▸ **EXERCISE GOAL**
Below are some records; retype all of them exactly.

(Stored records)
=======

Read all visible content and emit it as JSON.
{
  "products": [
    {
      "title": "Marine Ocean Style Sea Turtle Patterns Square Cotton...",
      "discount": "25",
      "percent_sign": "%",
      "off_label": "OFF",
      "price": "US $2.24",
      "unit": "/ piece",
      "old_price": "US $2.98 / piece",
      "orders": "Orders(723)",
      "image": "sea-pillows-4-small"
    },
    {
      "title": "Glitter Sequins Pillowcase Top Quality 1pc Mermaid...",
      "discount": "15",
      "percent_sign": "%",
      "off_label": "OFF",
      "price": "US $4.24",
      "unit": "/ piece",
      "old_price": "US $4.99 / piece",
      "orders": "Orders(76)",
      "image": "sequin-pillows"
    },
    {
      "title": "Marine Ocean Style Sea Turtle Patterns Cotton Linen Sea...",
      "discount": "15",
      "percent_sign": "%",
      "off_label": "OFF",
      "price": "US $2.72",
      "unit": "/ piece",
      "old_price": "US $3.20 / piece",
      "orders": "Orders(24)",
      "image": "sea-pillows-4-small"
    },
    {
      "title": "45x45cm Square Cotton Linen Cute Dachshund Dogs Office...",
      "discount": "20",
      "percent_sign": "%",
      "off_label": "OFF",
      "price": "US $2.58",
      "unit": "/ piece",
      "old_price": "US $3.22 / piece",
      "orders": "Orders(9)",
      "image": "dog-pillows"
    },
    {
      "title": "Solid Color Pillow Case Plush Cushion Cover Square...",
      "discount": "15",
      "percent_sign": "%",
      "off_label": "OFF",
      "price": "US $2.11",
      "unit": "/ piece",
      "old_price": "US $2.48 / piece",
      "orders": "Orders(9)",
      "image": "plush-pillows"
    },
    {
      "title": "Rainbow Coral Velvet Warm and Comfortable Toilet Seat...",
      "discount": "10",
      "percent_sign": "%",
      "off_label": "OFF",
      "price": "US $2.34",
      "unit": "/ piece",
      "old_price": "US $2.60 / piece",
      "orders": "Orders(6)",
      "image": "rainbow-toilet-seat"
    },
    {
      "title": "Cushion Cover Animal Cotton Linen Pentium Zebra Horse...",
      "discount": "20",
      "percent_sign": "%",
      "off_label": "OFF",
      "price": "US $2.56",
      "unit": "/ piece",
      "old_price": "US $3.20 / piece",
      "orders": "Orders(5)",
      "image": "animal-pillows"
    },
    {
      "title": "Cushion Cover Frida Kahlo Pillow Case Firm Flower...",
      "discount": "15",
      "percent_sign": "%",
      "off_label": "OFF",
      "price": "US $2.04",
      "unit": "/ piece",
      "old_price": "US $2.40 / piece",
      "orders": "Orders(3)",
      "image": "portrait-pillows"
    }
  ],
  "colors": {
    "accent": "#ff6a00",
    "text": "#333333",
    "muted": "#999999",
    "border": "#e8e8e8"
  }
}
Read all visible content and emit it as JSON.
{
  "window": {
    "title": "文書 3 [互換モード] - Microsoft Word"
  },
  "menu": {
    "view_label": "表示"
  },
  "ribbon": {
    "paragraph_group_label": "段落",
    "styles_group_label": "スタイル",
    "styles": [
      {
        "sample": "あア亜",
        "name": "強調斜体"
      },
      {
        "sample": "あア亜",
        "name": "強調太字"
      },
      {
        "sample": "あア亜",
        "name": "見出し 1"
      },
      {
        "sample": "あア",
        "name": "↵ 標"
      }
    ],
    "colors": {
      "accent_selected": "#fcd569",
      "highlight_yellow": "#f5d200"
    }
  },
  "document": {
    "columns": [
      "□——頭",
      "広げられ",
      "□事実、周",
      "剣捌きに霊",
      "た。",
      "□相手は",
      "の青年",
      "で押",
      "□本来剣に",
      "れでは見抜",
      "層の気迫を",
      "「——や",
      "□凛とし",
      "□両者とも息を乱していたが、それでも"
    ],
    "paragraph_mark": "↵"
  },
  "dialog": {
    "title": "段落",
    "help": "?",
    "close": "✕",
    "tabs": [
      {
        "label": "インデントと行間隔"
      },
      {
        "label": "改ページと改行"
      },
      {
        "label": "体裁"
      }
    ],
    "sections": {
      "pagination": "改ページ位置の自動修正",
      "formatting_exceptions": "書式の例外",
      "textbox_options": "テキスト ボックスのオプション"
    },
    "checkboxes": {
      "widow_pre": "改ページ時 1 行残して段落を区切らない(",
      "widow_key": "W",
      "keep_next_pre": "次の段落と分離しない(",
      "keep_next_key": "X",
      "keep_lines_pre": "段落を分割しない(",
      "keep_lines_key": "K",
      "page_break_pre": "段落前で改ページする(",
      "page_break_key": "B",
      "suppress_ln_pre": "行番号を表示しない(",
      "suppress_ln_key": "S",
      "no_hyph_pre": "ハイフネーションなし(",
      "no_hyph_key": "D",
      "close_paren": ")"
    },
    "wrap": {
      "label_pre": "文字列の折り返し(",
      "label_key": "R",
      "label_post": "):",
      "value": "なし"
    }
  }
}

=======

▸ **FINAL RESULT**
Read all visible content and emit it as JSON.
{
  "products": [
    {
      "title": "Marine Ocean Style Sea Turtle Patterns Square Cotton...",
      "discount": "25",
      "percent_sign": "%",
      "off_label": "OFF",
      "price": "US $2.24",
      "unit": "/ piece",
      "old_price": "US $2.98 / piece",
      "orders": "Orders(723)",
      "image": "sea-pillows-4-small"
    },
    {
      "title": "Glitter Sequins Pillowcase Top Quality 1pc Mermaid...",
      "discount": "15",
      "percent_sign": "%",
      "off_label": "OFF",
      "price": "US $4.24",
      "unit": "/ piece",
      "old_price": "US $4.99 / piece",
      "orders": "Orders(76)",
      "image": "sequin-pillows"
    },
    {
      "title": "Marine Ocean Style Sea Turtle Patterns Cotton Linen Sea...",
      "discount": "15",
      "percent_sign": "%",
      "off_label": "OFF",
      "price": "US $2.72",
      "unit": "/ piece",
      "old_price": "US $3.20 / piece",
      "orders": "Orders(24)",
      "image": "sea-pillows-4-small"
    },
    {
      "title": "45x45cm Square Cotton Linen Cute Dachshund Dogs Office...",
      "discount": "20",
      "percent_sign": "%",
      "off_label": "OFF",
      "price": "US $2.58",
      "unit": "/ piece",
      "old_price": "US $3.22 / piece",
      "orders": "Orders(9)",
      "image": "dog-pillows"
    },
    {
      "title": "Solid Color Pillow Case Plush Cushion Cover Square...",
      "discount": "15",
      "percent_sign": "%",
      "off_label": "OFF",
      "price": "US $2.11",
      "unit": "/ piece",
      "old_price": "US $2.48 / piece",
      "orders": "Orders(9)",
      "image": "plush-pillows"
    },
    {
      "title": "Rainbow Coral Velvet Warm and Comfortable Toilet Seat...",
      "discount": "10",
      "percent_sign": "%",
      "off_label": "OFF",
      "price": "US $2.34",
      "unit": "/ piece",
      "old_price": "US $2.60 / piece",
      "orders": "Orders(6)",
      "image": "rainbow-toilet-seat"
    },
    {
      "title": "Cushion Cover Animal Cotton Linen Pentium Zebra Horse...",
      "discount": "20",
      "percent_sign": "%",
      "off_label": "OFF",
      "price": "US $2.56",
      "unit": "/ piece",
      "old_price": "US $3.20 / piece",
      "orders": "Orders(5)",
      "image": "animal-pillows"
    },
    {
      "title": "Cushion Cover Frida Kahlo Pillow Case Firm Flower...",
      "discount": "15",
      "percent_sign": "%",
      "off_label": "OFF",
      "price": "US $2.04",
      "unit": "/ piece",
      "old_price": "US $2.40 / piece",
      "orders": "Orders(3)",
      "image": "portrait-pillows"
    }
  ],
  "colors": {
    "accent": "#ff6a00",
    "text": "#333333",
    "muted": "#999999",
    "border": "#e8e8e8"
  }
}
Read all visible content and emit it as JSON.
{
  "window": {
    "title": "文書 3 [互換モード] - Microsoft Word"
  },
  "menu": {
    "view_label": "表示"
  },
  "ribbon": {
    "paragraph_group_label": "段落",
    "styles_group_label": "スタイル",
    "styles": [
      {
        "sample": "あア亜",
        "name": "強調斜体"
      },
      {
        "sample": "あア亜",
        "name": "強調太字"
      },
      {
        "sample": "あア亜",
        "name": "見出し 1"
      },
      {
        "sample": "あア",
        "name": "↵ 標"
      }
    ],
    "colors": {
      "accent_selected": "#fcd569",
      "highlight_yellow": "#f5d200"
    }
  },
  "document": {
    "columns": [
      "□——頭",
      "広げられ",
      "□事実、周",
      "剣捌きに霊",
      "た。",
      "□相手は",
      "の青年",
      "で押",
      "□本来剣に",
      "れでは見抜",
      "層の気迫を",
      "「——や",
      "□凛とし",
      "□両者とも息を乱していたが、それでも"
    ],
    "paragraph_mark": "↵"
  },
  "dialog": {
    "title": "段落",
    "help": "?",
    "close": "✕",
    "tabs": [
      {
        "label": "インデントと行間隔"
      },
      {
        "label": "改ページと改行"
      },
      {
        "label": "体裁"
      }
    ],
    "sections": {
      "pagination": "改ページ位置の自動修正",
      "formatting_exceptions": "書式の例外",
      "textbox_options": "テキスト ボックスのオプション"
    },
    "checkboxes": {
      "widow_pre": "改ページ時 1 行残して段落を区切らない(",
      "widow_key": "W",
      "keep_next_pre": "次の段落と分離しない(",
      "keep_next_key": "X",
      "keep_lines_pre": "段落を分割しない(",
      "keep_lines_key": "K",
      "page_break_pre": "段落前で改ページする(",
      "page_break_key": "B",
      "suppress_ln_pre": "行番号を表示しない(",
      "suppress_ln_key": "S",
      "no_hyph_pre": "ハイフネーションなし(",
      "no_hyph_key": "D",
      "close_paren": ")"
    },
    "wrap": {
      "label_pre": "文字列の折り返し(",
      "label_key": "R",
      "label_post": "):",
      "value": "なし"
    }
  }
}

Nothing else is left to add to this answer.